EXERCISE DESCRIPTION: Give all of the lines again exactly as they read.

>> start SUPPLIED ENTRIES

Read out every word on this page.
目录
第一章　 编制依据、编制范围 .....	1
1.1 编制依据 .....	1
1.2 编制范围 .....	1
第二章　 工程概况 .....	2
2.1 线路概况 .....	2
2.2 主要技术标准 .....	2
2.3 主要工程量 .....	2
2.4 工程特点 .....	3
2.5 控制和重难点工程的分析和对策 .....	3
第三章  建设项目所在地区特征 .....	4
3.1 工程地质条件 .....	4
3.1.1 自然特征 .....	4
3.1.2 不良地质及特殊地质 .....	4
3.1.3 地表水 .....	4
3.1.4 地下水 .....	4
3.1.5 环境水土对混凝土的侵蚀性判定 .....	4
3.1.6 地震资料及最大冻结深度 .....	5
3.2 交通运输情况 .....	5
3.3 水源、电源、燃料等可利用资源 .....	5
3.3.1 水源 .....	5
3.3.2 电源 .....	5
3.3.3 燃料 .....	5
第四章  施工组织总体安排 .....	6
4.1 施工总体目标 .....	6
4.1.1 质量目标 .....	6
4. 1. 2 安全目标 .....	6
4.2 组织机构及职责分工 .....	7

>> end SUPPLIED ENTRIES

RESPONSE:
Read out every word on this page.
目录
第一章　 编制依据、编制范围 .....	1
1.1 编制依据 .....	1
1.2 编制范围 .....	1
第二章　 工程概况 .....	2
2.1 线路概况 .....	2
2.2 主要技术标准 .....	2
2.3 主要工程量 .....	2
2.4 工程特点 .....	3
2.5 控制和重难点工程的分析和对策 .....	3
第三章  建设项目所在地区特征 .....	4
3.1 工程地质条件 .....	4
3.1.1 自然特征 .....	4
3.1.2 不良地质及特殊地质 .....	4
3.1.3 地表水 .....	4
3.1.4 地下水 .....	4
3.1.5 环境水土对混凝土的侵蚀性判定 .....	4
3.1.6 地震资料及最大冻结深度 .....	5
3.2 交通运输情况 .....	5
3.3 水源、电源、燃料等可利用资源 .....	5
3.3.1 水源 .....	5
3.3.2 电源 .....	5
3.3.3 燃料 .....	5
第四章  施工组织总体安排 .....	6
4.1 施工总体目标 .....	6
4.1.1 质量目标 .....	6
4. 1. 2 安全目标 .....	6
4.2 组织机构及职责分工 .....	7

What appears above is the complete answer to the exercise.